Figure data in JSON
···
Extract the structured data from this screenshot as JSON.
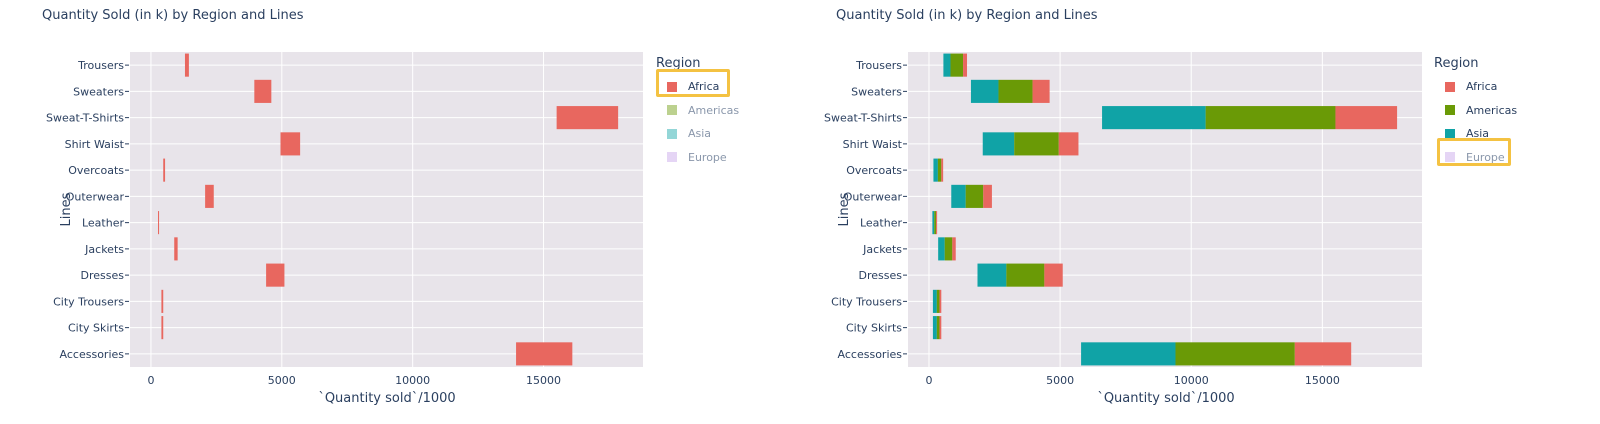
{
  "colors": {
    "Africa": "#e8675f",
    "Americas": "#6a9a06",
    "Asia": "#10a3a6",
    "Europe": "#c5a2e8",
    "highlight": "#f4c242",
    "plot_bg": "#e8e4ea",
    "grid": "#ffffff"
  },
  "panels": [
    {
      "title": "Quantity Sold (in k) by Region and Lines",
      "legend": {
        "title": "Region",
        "items": [
          {
            "label": "Africa",
            "state": "selected"
          },
          {
            "label": "Americas",
            "state": "dim"
          },
          {
            "label": "Asia",
            "state": "dim"
          },
          {
            "label": "Europe",
            "state": "dim"
          }
        ],
        "highlighted": "Africa"
      }
    },
    {
      "title": "Quantity Sold (in k) by Region and Lines",
      "legend": {
        "title": "Region",
        "items": [
          {
            "label": "Africa",
            "state": "normal"
          },
          {
            "label": "Americas",
            "state": "normal"
          },
          {
            "label": "Asia",
            "state": "normal"
          },
          {
            "label": "Europe",
            "state": "dim"
          }
        ],
        "highlighted": "Europe"
      }
    }
  ],
  "chart_data": [
    {
      "type": "bar",
      "orientation": "horizontal",
      "stacked": true,
      "title": "Quantity Sold (in k) by Region and Lines",
      "xlabel": "`Quantity sold`/1000",
      "ylabel": "Lines",
      "xlim": [
        -800,
        18800
      ],
      "xticks": [
        0,
        5000,
        10000,
        15000
      ],
      "xtick_labels": [
        "0",
        "5000",
        "10000",
        "15000"
      ],
      "grid": true,
      "legend_position": "right",
      "categories": [
        "Trousers",
        "Sweaters",
        "Sweat-T-Shirts",
        "Shirt Waist",
        "Overcoats",
        "Outerwear",
        "Leather",
        "Jackets",
        "Dresses",
        "City Trousers",
        "City Skirts",
        "Accessories"
      ],
      "series": [
        {
          "name": "Africa",
          "start": [
            1300,
            3950,
            15500,
            4950,
            470,
            2070,
            270,
            890,
            4400,
            400,
            400,
            13950
          ],
          "end": [
            1450,
            4600,
            17850,
            5700,
            540,
            2400,
            310,
            1020,
            5100,
            470,
            470,
            16100
          ]
        }
      ]
    },
    {
      "type": "bar",
      "orientation": "horizontal",
      "stacked": true,
      "title": "Quantity Sold (in k) by Region and Lines",
      "xlabel": "`Quantity sold`/1000",
      "ylabel": "Lines",
      "xlim": [
        -800,
        18800
      ],
      "xticks": [
        0,
        5000,
        10000,
        15000
      ],
      "xtick_labels": [
        "0",
        "5000",
        "10000",
        "15000"
      ],
      "grid": true,
      "legend_position": "right",
      "categories": [
        "Trousers",
        "Sweaters",
        "Sweat-T-Shirts",
        "Shirt Waist",
        "Overcoats",
        "Outerwear",
        "Leather",
        "Jackets",
        "Dresses",
        "City Trousers",
        "City Skirts",
        "Accessories"
      ],
      "series": [
        {
          "name": "Asia",
          "start": [
            550,
            1600,
            6600,
            2050,
            170,
            850,
            130,
            350,
            1850,
            150,
            150,
            5800
          ],
          "end": [
            820,
            2650,
            10550,
            3250,
            340,
            1400,
            200,
            600,
            2950,
            300,
            300,
            9400
          ]
        },
        {
          "name": "Americas",
          "start": [
            820,
            2650,
            10550,
            3250,
            340,
            1400,
            200,
            600,
            2950,
            300,
            300,
            9400
          ],
          "end": [
            1300,
            3950,
            15500,
            4950,
            470,
            2070,
            270,
            890,
            4400,
            400,
            400,
            13950
          ]
        },
        {
          "name": "Africa",
          "start": [
            1300,
            3950,
            15500,
            4950,
            470,
            2070,
            270,
            890,
            4400,
            400,
            400,
            13950
          ],
          "end": [
            1450,
            4600,
            17850,
            5700,
            540,
            2400,
            310,
            1020,
            5100,
            470,
            470,
            16100
          ]
        }
      ]
    }
  ]
}
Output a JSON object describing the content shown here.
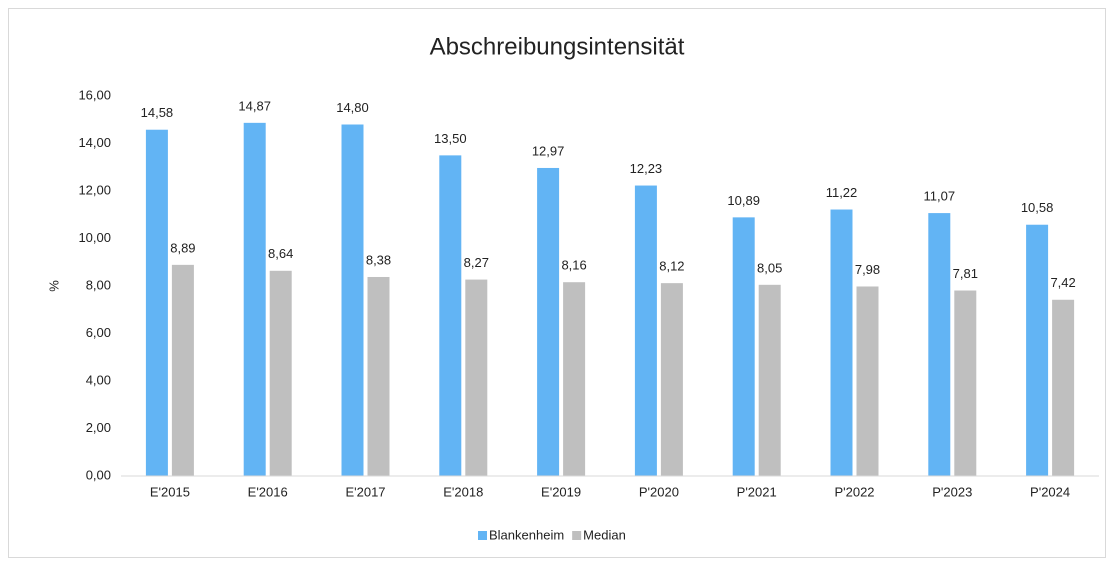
{
  "chart_data": {
    "type": "bar",
    "title": "Abschreibungsintensität",
    "y_label": "%",
    "categories": [
      "E'2015",
      "E'2016",
      "E'2017",
      "E'2018",
      "E'2019",
      "P'2020",
      "P'2021",
      "P'2022",
      "P'2023",
      "P'2024"
    ],
    "series": [
      {
        "name": "Blankenheim",
        "color": "#62b4f4",
        "values": [
          14.58,
          14.87,
          14.8,
          13.5,
          12.97,
          12.23,
          10.89,
          11.22,
          11.07,
          10.58
        ],
        "value_labels": [
          "14,58",
          "14,87",
          "14,80",
          "13,50",
          "12,97",
          "12,23",
          "10,89",
          "11,22",
          "11,07",
          "10,58"
        ]
      },
      {
        "name": "Median",
        "color": "#bfbfbf",
        "values": [
          8.89,
          8.64,
          8.38,
          8.27,
          8.16,
          8.12,
          8.05,
          7.98,
          7.81,
          7.42
        ],
        "value_labels": [
          "8,89",
          "8,64",
          "8,38",
          "8,27",
          "8,16",
          "8,12",
          "8,05",
          "7,98",
          "7,81",
          "7,42"
        ]
      }
    ],
    "ylim": [
      0,
      16
    ],
    "yticks": [
      {
        "value": 0,
        "label": "0,00"
      },
      {
        "value": 2,
        "label": "2,00"
      },
      {
        "value": 4,
        "label": "4,00"
      },
      {
        "value": 6,
        "label": "6,00"
      },
      {
        "value": 8,
        "label": "8,00"
      },
      {
        "value": 10,
        "label": "10,00"
      },
      {
        "value": 12,
        "label": "12,00"
      },
      {
        "value": 14,
        "label": "14,00"
      },
      {
        "value": 16,
        "label": "16,00"
      }
    ],
    "grid": false,
    "legend": "bottom"
  }
}
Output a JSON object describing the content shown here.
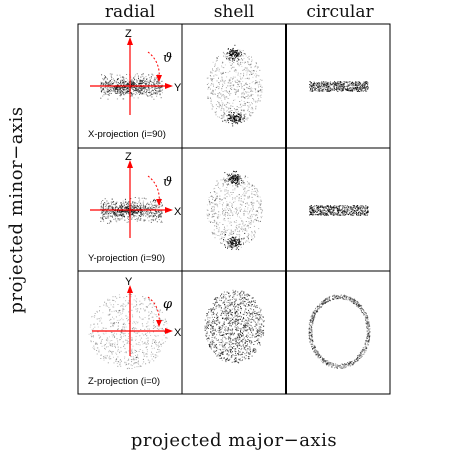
{
  "columns": [
    "radial",
    "shell",
    "circular"
  ],
  "y_title": "projected minor−axis",
  "x_title": "projected major−axis",
  "rows": [
    {
      "projection": "X-projection (i=90)",
      "vertical_axis": "Z",
      "horizontal_axis": "Y",
      "angle": "ϑ"
    },
    {
      "projection": "Y-projection (i=90)",
      "vertical_axis": "Z",
      "horizontal_axis": "X",
      "angle": "ϑ"
    },
    {
      "projection": "Z-projection (i=0)",
      "vertical_axis": "Y",
      "horizontal_axis": "X",
      "angle": "φ"
    }
  ],
  "colors": {
    "axes": "#ff0000",
    "points": "#000000",
    "frame": "#000000"
  }
}
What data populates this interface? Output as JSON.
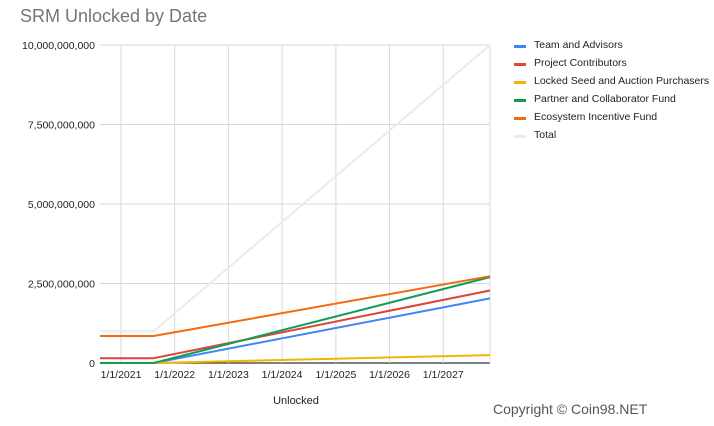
{
  "chart_data": {
    "type": "line",
    "title": "SRM Unlocked by Date",
    "xlabel": "Unlocked",
    "ylabel": "",
    "x_ticks": [
      "1/1/2021",
      "1/1/2022",
      "1/1/2023",
      "1/1/2024",
      "1/1/2025",
      "1/1/2026",
      "1/1/2027"
    ],
    "x_range": [
      "2020-08-11",
      "2027-11-15"
    ],
    "ylim": [
      0,
      10000000000
    ],
    "y_ticks": [
      0,
      2500000000,
      5000000000,
      7500000000,
      10000000000
    ],
    "y_tick_labels": [
      "0",
      "2,500,000,000",
      "5,000,000,000",
      "7,500,000,000",
      "10,000,000,000"
    ],
    "grid": true,
    "legend_position": "right",
    "series": [
      {
        "name": "Team and Advisors",
        "color": "#4285F4",
        "points": [
          [
            "2020-08-11",
            0
          ],
          [
            "2021-08-11",
            0
          ],
          [
            "2027-11-15",
            2030000000
          ]
        ]
      },
      {
        "name": "Project Contributors",
        "color": "#DB4437",
        "points": [
          [
            "2020-08-11",
            150000000
          ],
          [
            "2021-08-11",
            150000000
          ],
          [
            "2027-11-15",
            2280000000
          ]
        ]
      },
      {
        "name": "Locked Seed and Auction Purchasers",
        "color": "#F4B400",
        "points": [
          [
            "2020-08-11",
            0
          ],
          [
            "2021-08-11",
            0
          ],
          [
            "2027-11-15",
            250000000
          ]
        ]
      },
      {
        "name": "Partner and Collaborator Fund",
        "color": "#0F9D58",
        "points": [
          [
            "2020-08-11",
            0
          ],
          [
            "2021-08-11",
            0
          ],
          [
            "2027-11-15",
            2700000000
          ]
        ]
      },
      {
        "name": "Ecosystem Incentive Fund",
        "color": "#F26B0F",
        "points": [
          [
            "2020-08-11",
            850000000
          ],
          [
            "2021-08-11",
            850000000
          ],
          [
            "2027-11-15",
            2730000000
          ]
        ]
      },
      {
        "name": "Total",
        "color": "#EBEBEB",
        "points": [
          [
            "2020-08-11",
            1000000000
          ],
          [
            "2021-08-11",
            1000000000
          ],
          [
            "2027-11-15",
            10000000000
          ]
        ]
      }
    ]
  },
  "copyright": "Copyright © Coin98.NET"
}
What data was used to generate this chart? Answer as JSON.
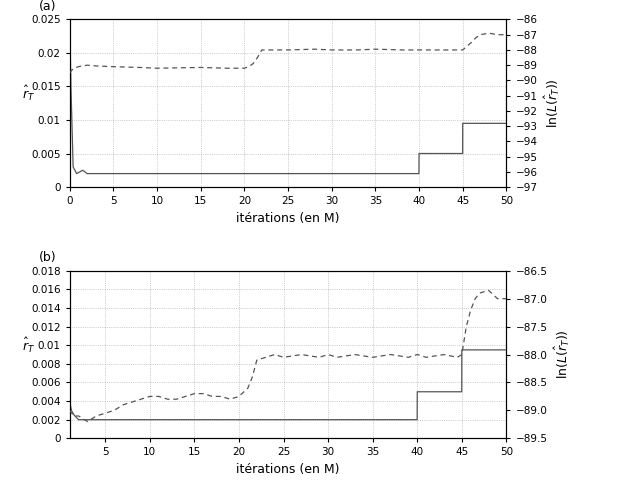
{
  "fig_width": 6.33,
  "fig_height": 4.87,
  "panel_a": {
    "label": "(a)",
    "xlabel": "itérations (en M)",
    "ylabel_left": "$\\hat{r}_T$",
    "ylabel_right": "$\\ln(L(\\hat{r}_T))$",
    "xlim": [
      0,
      50
    ],
    "ylim_left": [
      0,
      0.025
    ],
    "ylim_right": [
      -97,
      -86
    ],
    "yticks_left": [
      0,
      0.005,
      0.01,
      0.015,
      0.02,
      0.025
    ],
    "yticks_right": [
      -97,
      -96,
      -95,
      -94,
      -93,
      -92,
      -91,
      -90,
      -89,
      -88,
      -87,
      -86
    ],
    "xticks": [
      0,
      5,
      10,
      15,
      20,
      25,
      30,
      35,
      40,
      45,
      50
    ]
  },
  "panel_b": {
    "label": "(b)",
    "xlabel": "itérations (en M)",
    "ylabel_left": "$\\hat{r}_T$",
    "ylabel_right": "$\\ln(L(\\hat{r}_T))$",
    "xlim": [
      1,
      50
    ],
    "ylim_left": [
      0,
      0.018
    ],
    "ylim_right": [
      -89.5,
      -86.5
    ],
    "yticks_left": [
      0,
      0.002,
      0.004,
      0.006,
      0.008,
      0.01,
      0.012,
      0.014,
      0.016,
      0.018
    ],
    "yticks_right": [
      -89.5,
      -89.0,
      -88.5,
      -88.0,
      -87.5,
      -87.0,
      -86.5
    ],
    "xticks": [
      5,
      10,
      15,
      20,
      25,
      30,
      35,
      40,
      45,
      50
    ]
  }
}
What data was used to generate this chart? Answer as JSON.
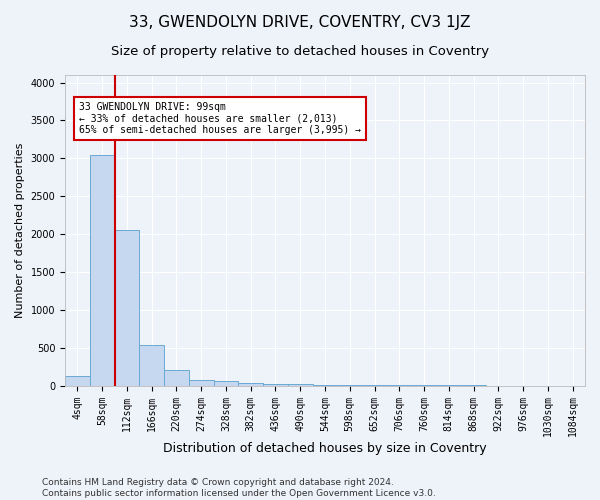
{
  "title": "33, GWENDOLYN DRIVE, COVENTRY, CV3 1JZ",
  "subtitle": "Size of property relative to detached houses in Coventry",
  "xlabel": "Distribution of detached houses by size in Coventry",
  "ylabel": "Number of detached properties",
  "bar_labels": [
    "4sqm",
    "58sqm",
    "112sqm",
    "166sqm",
    "220sqm",
    "274sqm",
    "328sqm",
    "382sqm",
    "436sqm",
    "490sqm",
    "544sqm",
    "598sqm",
    "652sqm",
    "706sqm",
    "760sqm",
    "814sqm",
    "868sqm",
    "922sqm",
    "976sqm",
    "1030sqm",
    "1084sqm"
  ],
  "bar_values": [
    130,
    3050,
    2060,
    540,
    200,
    75,
    55,
    35,
    25,
    18,
    12,
    8,
    5,
    4,
    3,
    2,
    2,
    1,
    1,
    1,
    0
  ],
  "bar_color": "#c5d8ef",
  "bar_edge_color": "#6aaad4",
  "vline_x_index": 1,
  "vline_color": "#cc0000",
  "ylim": [
    0,
    4100
  ],
  "yticks": [
    0,
    500,
    1000,
    1500,
    2000,
    2500,
    3000,
    3500,
    4000
  ],
  "annotation_text": "33 GWENDOLYN DRIVE: 99sqm\n← 33% of detached houses are smaller (2,013)\n65% of semi-detached houses are larger (3,995) →",
  "annotation_box_color": "#ffffff",
  "annotation_box_edge": "#cc0000",
  "footer_line1": "Contains HM Land Registry data © Crown copyright and database right 2024.",
  "footer_line2": "Contains public sector information licensed under the Open Government Licence v3.0.",
  "bg_color": "#eef2f9",
  "plot_bg_color": "#eef2f9",
  "title_fontsize": 11,
  "subtitle_fontsize": 9.5,
  "xlabel_fontsize": 9,
  "ylabel_fontsize": 8,
  "tick_fontsize": 7,
  "annot_fontsize": 7,
  "footer_fontsize": 6.5
}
···
Set task →
Search the records above for the string "Europe". Copy every line that contains it.

Full answer →
    "Europe": "#c5a2e8",
            "label": "Europe",
            "label": "Europe",
        "highlighted": "Europe"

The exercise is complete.